Copy out every line in the entries below that includes "JSON".
━━━━━━━━
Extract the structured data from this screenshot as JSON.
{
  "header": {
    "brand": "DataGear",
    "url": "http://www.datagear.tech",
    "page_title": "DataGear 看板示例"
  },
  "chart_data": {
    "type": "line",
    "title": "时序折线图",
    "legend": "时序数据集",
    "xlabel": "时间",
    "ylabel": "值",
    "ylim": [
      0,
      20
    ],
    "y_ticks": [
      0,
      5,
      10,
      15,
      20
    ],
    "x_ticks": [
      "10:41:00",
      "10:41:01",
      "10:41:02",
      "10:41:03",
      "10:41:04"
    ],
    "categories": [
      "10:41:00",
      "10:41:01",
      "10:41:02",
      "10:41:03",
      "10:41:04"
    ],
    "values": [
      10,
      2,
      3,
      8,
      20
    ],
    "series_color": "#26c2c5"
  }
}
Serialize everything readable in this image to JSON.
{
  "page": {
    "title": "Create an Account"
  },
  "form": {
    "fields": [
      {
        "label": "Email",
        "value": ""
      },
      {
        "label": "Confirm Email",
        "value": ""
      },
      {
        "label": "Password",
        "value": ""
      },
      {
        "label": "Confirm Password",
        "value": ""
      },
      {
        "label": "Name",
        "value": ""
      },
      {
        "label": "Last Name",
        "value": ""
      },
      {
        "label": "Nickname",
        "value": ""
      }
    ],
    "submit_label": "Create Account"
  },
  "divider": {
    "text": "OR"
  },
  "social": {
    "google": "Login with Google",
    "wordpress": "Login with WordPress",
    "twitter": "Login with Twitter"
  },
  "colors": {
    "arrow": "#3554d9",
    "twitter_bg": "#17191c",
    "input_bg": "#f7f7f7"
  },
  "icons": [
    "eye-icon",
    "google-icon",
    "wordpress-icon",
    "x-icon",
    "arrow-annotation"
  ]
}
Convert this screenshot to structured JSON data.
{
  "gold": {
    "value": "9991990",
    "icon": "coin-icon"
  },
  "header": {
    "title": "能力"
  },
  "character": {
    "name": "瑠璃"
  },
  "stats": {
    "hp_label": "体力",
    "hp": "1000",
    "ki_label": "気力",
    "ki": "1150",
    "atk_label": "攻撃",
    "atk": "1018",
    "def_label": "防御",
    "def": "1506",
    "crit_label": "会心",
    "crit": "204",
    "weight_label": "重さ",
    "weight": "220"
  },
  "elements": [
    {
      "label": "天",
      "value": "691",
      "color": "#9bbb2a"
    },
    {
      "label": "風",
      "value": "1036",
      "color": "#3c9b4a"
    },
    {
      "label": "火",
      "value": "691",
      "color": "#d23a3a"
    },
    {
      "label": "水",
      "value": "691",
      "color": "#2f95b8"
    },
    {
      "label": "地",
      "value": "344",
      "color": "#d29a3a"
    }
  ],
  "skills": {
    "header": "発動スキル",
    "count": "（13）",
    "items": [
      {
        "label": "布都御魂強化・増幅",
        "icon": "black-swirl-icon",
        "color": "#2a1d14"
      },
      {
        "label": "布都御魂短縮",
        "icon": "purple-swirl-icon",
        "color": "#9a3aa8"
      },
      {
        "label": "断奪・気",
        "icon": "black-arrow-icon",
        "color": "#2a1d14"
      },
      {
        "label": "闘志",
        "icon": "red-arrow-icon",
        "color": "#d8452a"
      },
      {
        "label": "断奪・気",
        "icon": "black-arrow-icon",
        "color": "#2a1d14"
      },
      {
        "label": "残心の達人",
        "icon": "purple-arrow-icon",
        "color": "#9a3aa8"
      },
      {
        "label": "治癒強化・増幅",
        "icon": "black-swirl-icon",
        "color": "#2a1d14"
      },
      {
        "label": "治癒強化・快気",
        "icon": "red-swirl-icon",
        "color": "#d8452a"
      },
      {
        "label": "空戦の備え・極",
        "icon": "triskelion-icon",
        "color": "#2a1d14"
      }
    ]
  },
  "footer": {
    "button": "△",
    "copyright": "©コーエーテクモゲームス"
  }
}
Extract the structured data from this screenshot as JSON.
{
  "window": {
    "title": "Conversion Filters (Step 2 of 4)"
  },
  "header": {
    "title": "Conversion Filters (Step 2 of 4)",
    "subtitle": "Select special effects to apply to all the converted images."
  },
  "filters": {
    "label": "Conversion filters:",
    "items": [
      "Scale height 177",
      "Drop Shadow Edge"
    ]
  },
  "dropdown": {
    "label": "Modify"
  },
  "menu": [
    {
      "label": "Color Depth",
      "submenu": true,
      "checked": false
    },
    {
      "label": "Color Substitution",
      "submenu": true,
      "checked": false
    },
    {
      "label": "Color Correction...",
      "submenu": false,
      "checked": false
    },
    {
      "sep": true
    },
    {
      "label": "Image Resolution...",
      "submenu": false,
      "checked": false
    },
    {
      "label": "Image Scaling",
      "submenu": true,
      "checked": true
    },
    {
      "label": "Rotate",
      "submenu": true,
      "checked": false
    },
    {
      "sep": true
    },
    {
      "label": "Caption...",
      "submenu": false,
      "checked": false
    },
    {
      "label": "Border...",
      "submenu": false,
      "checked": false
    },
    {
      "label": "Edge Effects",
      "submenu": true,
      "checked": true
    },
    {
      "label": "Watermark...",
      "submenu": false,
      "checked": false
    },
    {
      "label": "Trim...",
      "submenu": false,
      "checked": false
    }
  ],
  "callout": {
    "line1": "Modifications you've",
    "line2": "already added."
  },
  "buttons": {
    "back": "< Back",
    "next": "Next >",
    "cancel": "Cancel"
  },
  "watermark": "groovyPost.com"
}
━━━━━━━━
● **FULL RESPONSE**
Extract the structured data from this screenshot as JSON.
Serialize everything readable in this image to JSON.
Convert this screenshot to structured JSON data.
Extract the structured data from this screenshot as JSON.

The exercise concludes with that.